# [Goal of the exercise]
Return each line of the listing that contains the string "sekundy".
>> start
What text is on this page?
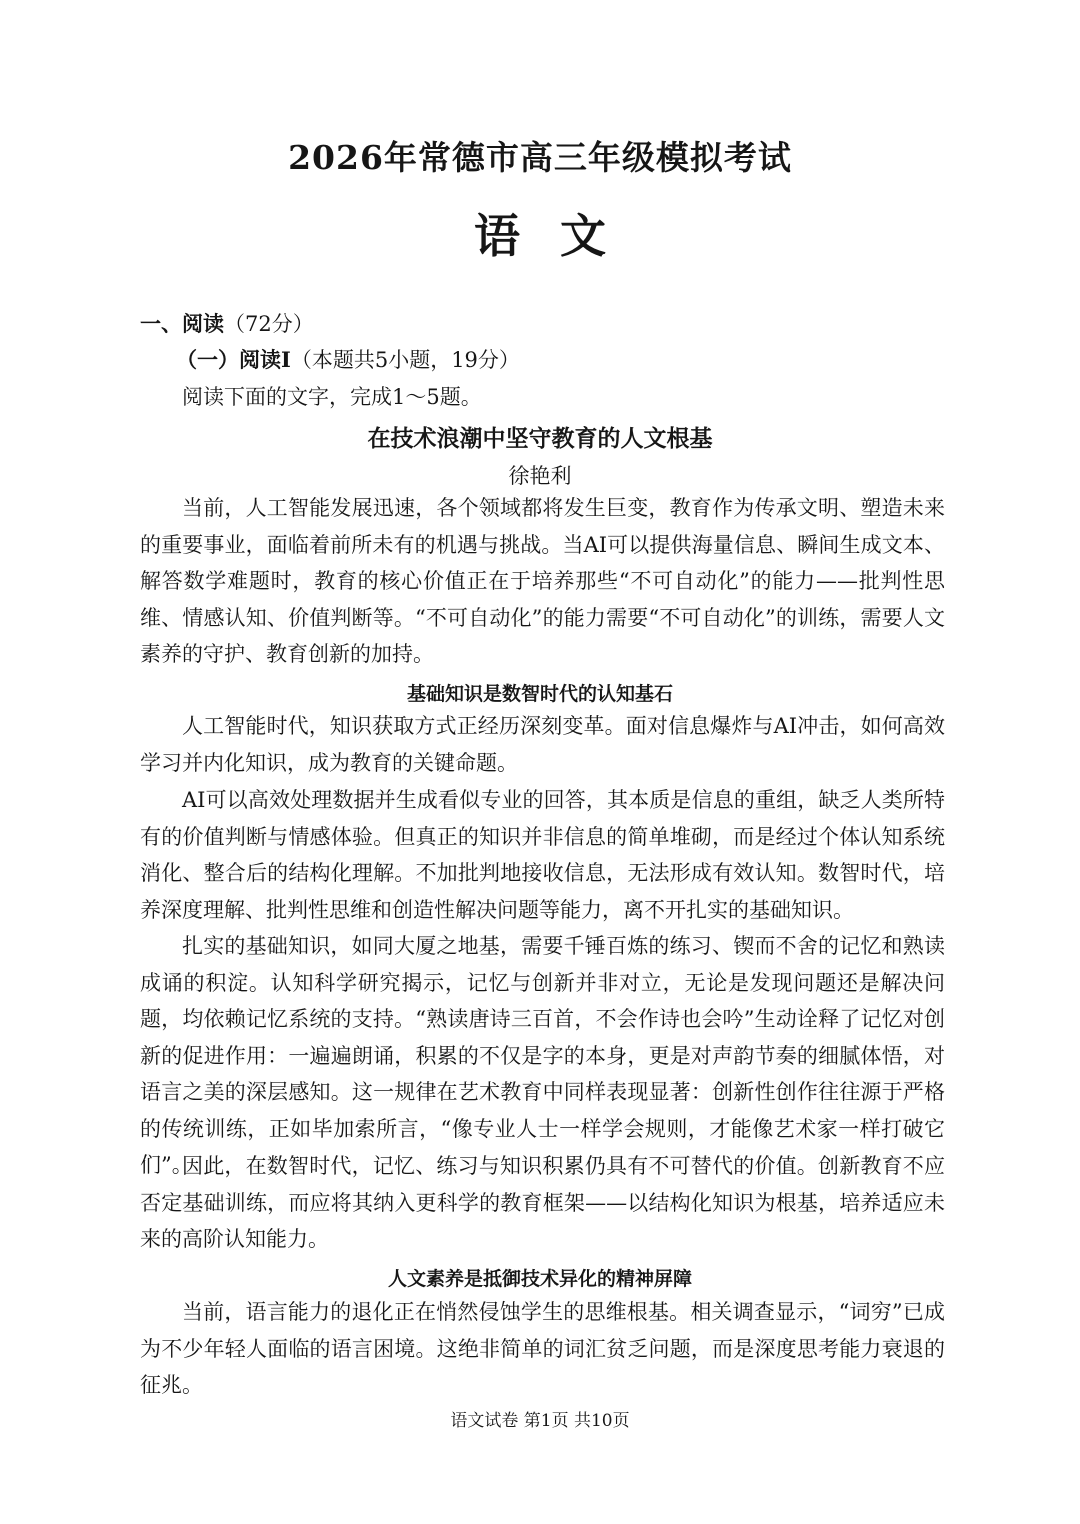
2026年常德市高三年级模拟考试
语文
一、阅读（72分）
（一）阅读Ⅰ（本题共5小题，19分）
阅读下面的文字，完成1～5题。
在技术浪潮中坚守教育的人文根基
徐艳利

当前，人工智能发展迅速，各个领域都将发生巨变，教育作为传承文明、塑造未来的重要事业，面临着前所未有的机遇与挑战。当AI可以提供海量信息、瞬间生成文本、解答数学难题时，教育的核心价值正在于培养那些“不可自动化”的能力——批判性思维、情感认知、价值判断等。“不可自动化”的能力需要“不可自动化”的训练，需要人文素养的守护、教育创新的加持。

基础知识是数智时代的认知基石

人工智能时代，知识获取方式正经历深刻变革。面对信息爆炸与AI冲击，如何高效学习并内化知识，成为教育的关键命题。

AI可以高效处理数据并生成看似专业的回答，其本质是信息的重组，缺乏人类所特有的价值判断与情感体验。但真正的知识并非信息的简单堆砌，而是经过个体认知系统消化、整合后的结构化理解。不加批判地接收信息，无法形成有效认知。数智时代，培养深度理解、批判性思维和创造性解决问题等能力，离不开扎实的基础知识。

扎实的基础知识，如同大厦之地基，需要千锤百炼的练习、锲而不舍的记忆和熟读成诵的积淀。认知科学研究揭示，记忆与创新并非对立，无论是发现问题还是解决问题，均依赖记忆系统的支持。“熟读唐诗三百首，不会作诗也会吟”生动诠释了记忆对创新的促进作用：一遍遍朗诵，积累的不仅是字的本身，更是对声韵节奏的细腻体悟，对语言之美的深层感知。这一规律在艺术教育中同样表现显著：创新性创作往往源于严格的传统训练，正如毕加索所言，“像专业人士一样学会规则，才能像艺术家一样打破它们”。

因此，在数智时代，记忆、练习与知识积累仍具有不可替代的价值。创新教育不应否定基础训练，而应将其纳入更科学的教育框架——以结构化知识为根基，培养适应未来的高阶认知能力。

人文素养是抵御技术异化的精神屏障

当前，语言能力的退化正在悄然侵蚀学生的思维根基。相关调查显示，“词穷”已成为不少年轻人面临的语言困境。这绝非简单的词汇贫乏问题，而是深度思考能力衰退的征兆。

语文试卷 第1页 共10页
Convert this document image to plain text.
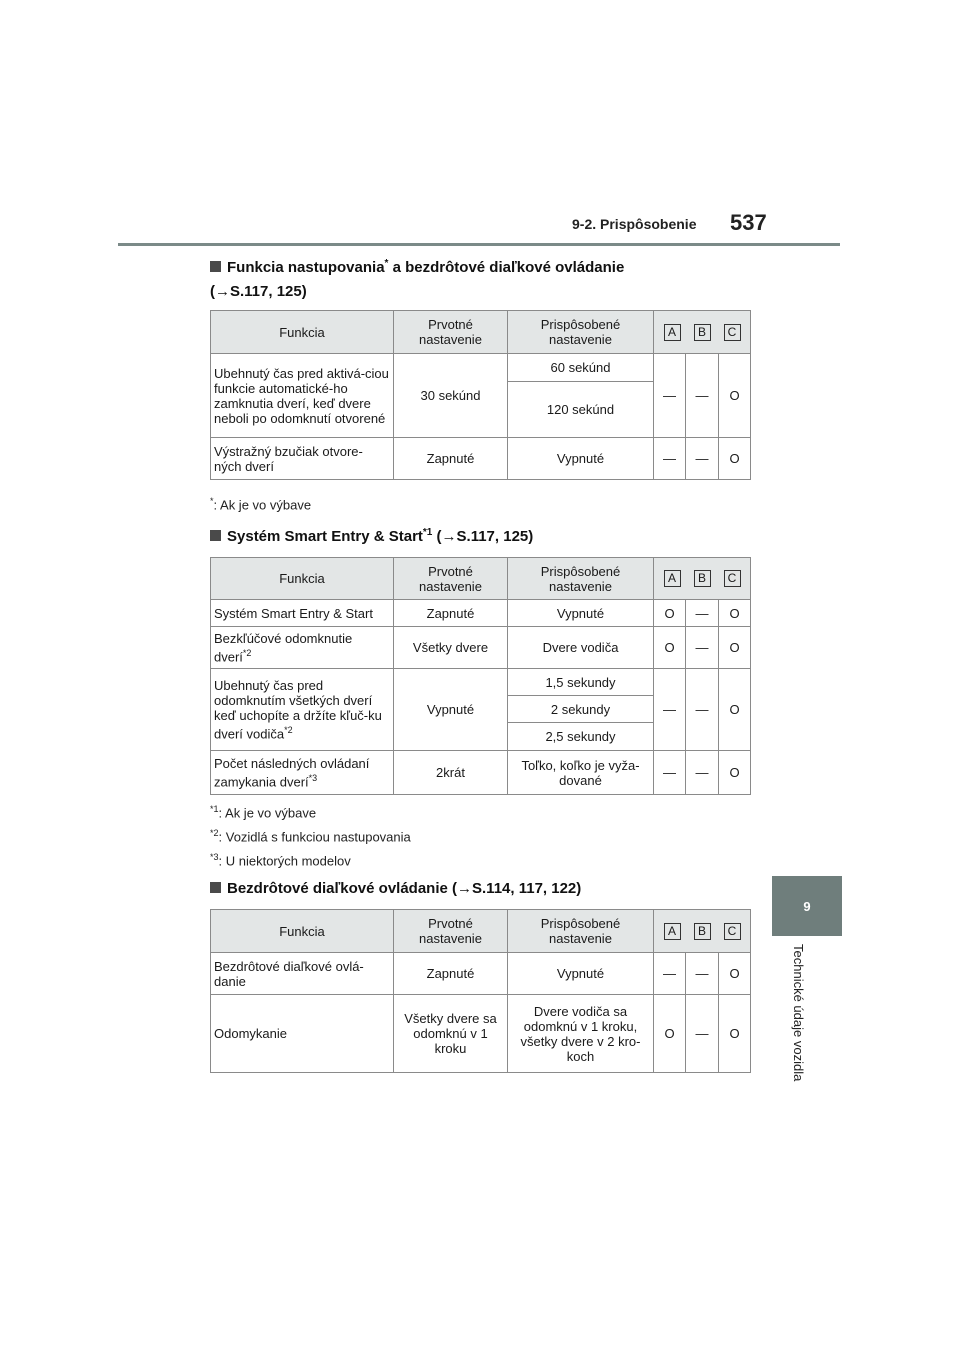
9-2. Prispôsobenie 537
9
Technické údaje vozidla
Funkcia nastupovania* a bezdrôtové diaľkové ovládanie
(→S.117, 125)
Funkcia	Prvotné nastavenie	Prispôsobené nastavenie	A B C		

Ubehnutý čas pred aktivá-ciou funkcie automatické-ho zamknutia dverí, keď dvere neboli po odomknutí otvorené	30 sekúnd	60 sekúnd	—	—	O
		120 sekúnd			
Výstražný bzučiak otvore-ných dverí	Zapnuté	Vypnuté	—	—	O
*: Ak je vo výbave
Systém Smart Entry & Start$^{*1}$ (→S.117, 125)
Funkcia	Prvotné nastavenie	Prispôsobené nastavenie	A B C		

Systém Smart Entry & Start	Zapnuté	Vypnuté	O	—	O
Bezkľúčové odomknutie dverí$^{*2}$	Všetky dvere	Dvere vodiča	O	—	O
Ubehnutý čas pred odomknutím všetkých dverí keď uchopíte a držíte kľuč-ku dverí vodiča$^{*2}$	Vypnuté	1,5 sekundy	—	—	O
		2 sekundy			
		2,5 sekundy			
Počet následných ovládaní zamykania dverí$^{*3}$	2krát	Toľko, koľko je vyža-dované	—	—	O
$^{*1}$: Ak je vo výbave
$^{*2}$: Vozidlá s funkciou nastupovania
$^{*3}$: U niektorých modelov
Bezdrôtové diaľkové ovládanie (→S.114, 117, 122)
Funkcia	Prvotné nastavenie	Prispôsobené nastavenie	A B C		

Bezdrôtové diaľkové ovlá-danie	Zapnuté	Vypnuté	—	—	O
Odomykanie	Všetky dvere sa odomknú v 1 kroku	Dvere vodiča sa odomknú v 1 kroku, všetky dvere v 2 kro-koch	O	—	O
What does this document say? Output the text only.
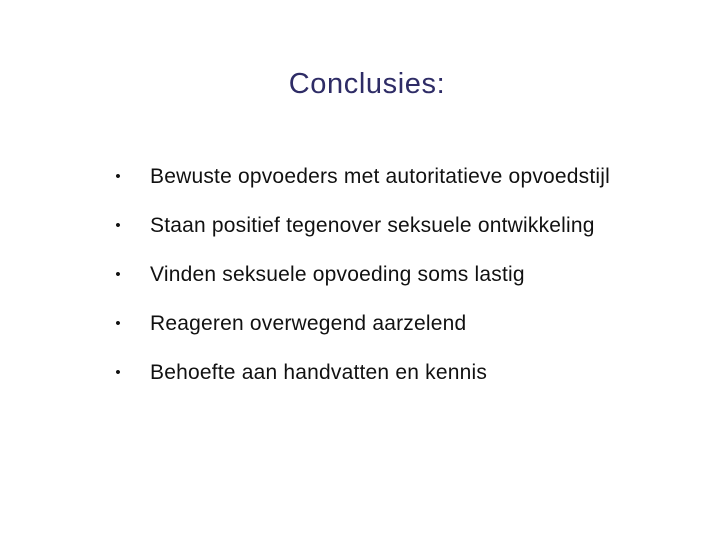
Conclusies:
• Bewuste opvoeders met autoritatieve opvoedstijl
• Staan positief tegenover seksuele ontwikkeling
• Vinden seksuele opvoeding soms lastig
• Reageren overwegend aarzelend
• Behoefte aan handvatten en kennis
>> end
# [Full answer]
Ubehnutý čas pred odomknutím všetkých dverí keď uchopíte a držíte kľuč-ku dverí vodiča$^{*2}$	Vypnuté	1,5 sekundy	—	—	O
		2 sekundy			
		2,5 sekundy			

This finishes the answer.